◆ What the exercise asks
Without including any images, repeat the data exactly.

◆ Provided records
= = = = = = =

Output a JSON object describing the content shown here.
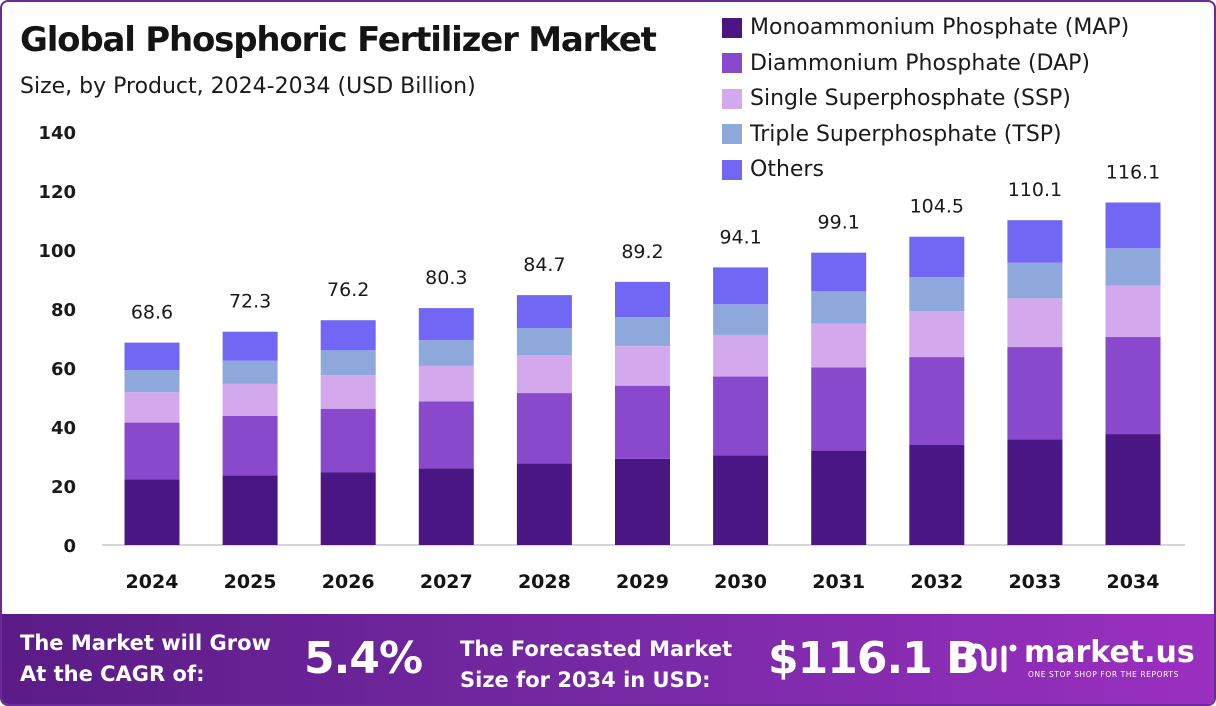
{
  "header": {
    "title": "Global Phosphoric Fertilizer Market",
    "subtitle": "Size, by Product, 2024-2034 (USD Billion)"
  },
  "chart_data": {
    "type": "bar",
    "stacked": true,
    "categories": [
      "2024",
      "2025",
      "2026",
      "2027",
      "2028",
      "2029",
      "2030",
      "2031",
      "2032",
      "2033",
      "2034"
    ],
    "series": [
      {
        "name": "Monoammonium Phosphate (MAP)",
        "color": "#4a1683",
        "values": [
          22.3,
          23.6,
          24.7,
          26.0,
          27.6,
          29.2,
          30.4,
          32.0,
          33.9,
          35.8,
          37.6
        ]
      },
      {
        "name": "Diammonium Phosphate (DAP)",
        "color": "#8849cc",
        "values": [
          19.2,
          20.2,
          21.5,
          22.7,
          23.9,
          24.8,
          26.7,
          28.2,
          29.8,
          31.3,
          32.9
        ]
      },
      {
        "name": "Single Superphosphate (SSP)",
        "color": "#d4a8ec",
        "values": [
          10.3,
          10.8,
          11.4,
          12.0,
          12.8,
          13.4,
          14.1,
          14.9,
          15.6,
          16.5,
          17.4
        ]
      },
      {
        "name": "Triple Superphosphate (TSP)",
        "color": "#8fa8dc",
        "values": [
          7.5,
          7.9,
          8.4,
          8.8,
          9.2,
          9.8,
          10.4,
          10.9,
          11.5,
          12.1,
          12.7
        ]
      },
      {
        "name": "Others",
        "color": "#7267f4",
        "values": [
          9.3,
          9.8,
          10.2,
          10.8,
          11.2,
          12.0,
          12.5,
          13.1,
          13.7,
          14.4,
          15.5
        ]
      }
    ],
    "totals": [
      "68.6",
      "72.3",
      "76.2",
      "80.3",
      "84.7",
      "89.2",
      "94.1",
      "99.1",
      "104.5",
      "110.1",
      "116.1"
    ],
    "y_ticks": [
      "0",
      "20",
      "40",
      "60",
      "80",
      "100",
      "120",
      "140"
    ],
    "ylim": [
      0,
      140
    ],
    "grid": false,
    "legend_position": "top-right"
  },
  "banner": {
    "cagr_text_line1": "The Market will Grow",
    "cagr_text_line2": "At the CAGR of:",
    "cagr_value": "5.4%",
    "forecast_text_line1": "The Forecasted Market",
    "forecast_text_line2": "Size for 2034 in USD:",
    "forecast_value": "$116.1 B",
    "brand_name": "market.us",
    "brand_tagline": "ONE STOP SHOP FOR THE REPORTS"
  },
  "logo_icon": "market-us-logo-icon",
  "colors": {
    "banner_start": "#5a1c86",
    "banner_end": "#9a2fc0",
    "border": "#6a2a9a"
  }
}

= = = = = = =

◆ Task response
Output a JSON object describing the content shown here.
{
  "header": {
    "title": "Global Phosphoric Fertilizer Market",
    "subtitle": "Size, by Product, 2024-2034 (USD Billion)"
  },
  "chart_data": {
    "type": "bar",
    "stacked": true,
    "categories": [
      "2024",
      "2025",
      "2026",
      "2027",
      "2028",
      "2029",
      "2030",
      "2031",
      "2032",
      "2033",
      "2034"
    ],
    "series": [
      {
        "name": "Monoammonium Phosphate (MAP)",
        "color": "#4a1683",
        "values": [
          22.3,
          23.6,
          24.7,
          26.0,
          27.6,
          29.2,
          30.4,
          32.0,
          33.9,
          35.8,
          37.6
        ]
      },
      {
        "name": "Diammonium Phosphate (DAP)",
        "color": "#8849cc",
        "values": [
          19.2,
          20.2,
          21.5,
          22.7,
          23.9,
          24.8,
          26.7,
          28.2,
          29.8,
          31.3,
          32.9
        ]
      },
      {
        "name": "Single Superphosphate (SSP)",
        "color": "#d4a8ec",
        "values": [
          10.3,
          10.8,
          11.4,
          12.0,
          12.8,
          13.4,
          14.1,
          14.9,
          15.6,
          16.5,
          17.4
        ]
      },
      {
        "name": "Triple Superphosphate (TSP)",
        "color": "#8fa8dc",
        "values": [
          7.5,
          7.9,
          8.4,
          8.8,
          9.2,
          9.8,
          10.4,
          10.9,
          11.5,
          12.1,
          12.7
        ]
      },
      {
        "name": "Others",
        "color": "#7267f4",
        "values": [
          9.3,
          9.8,
          10.2,
          10.8,
          11.2,
          12.0,
          12.5,
          13.1,
          13.7,
          14.4,
          15.5
        ]
      }
    ],
    "totals": [
      "68.6",
      "72.3",
      "76.2",
      "80.3",
      "84.7",
      "89.2",
      "94.1",
      "99.1",
      "104.5",
      "110.1",
      "116.1"
    ],
    "y_ticks": [
      "0",
      "20",
      "40",
      "60",
      "80",
      "100",
      "120",
      "140"
    ],
    "ylim": [
      0,
      140
    ],
    "grid": false,
    "legend_position": "top-right"
  },
  "banner": {
    "cagr_text_line1": "The Market will Grow",
    "cagr_text_line2": "At the CAGR of:",
    "cagr_value": "5.4%",
    "forecast_text_line1": "The Forecasted Market",
    "forecast_text_line2": "Size for 2034 in USD:",
    "forecast_value": "$116.1 B",
    "brand_name": "market.us",
    "brand_tagline": "ONE STOP SHOP FOR THE REPORTS"
  },
  "logo_icon": "market-us-logo-icon",
  "colors": {
    "banner_start": "#5a1c86",
    "banner_end": "#9a2fc0",
    "border": "#6a2a9a"
  }
}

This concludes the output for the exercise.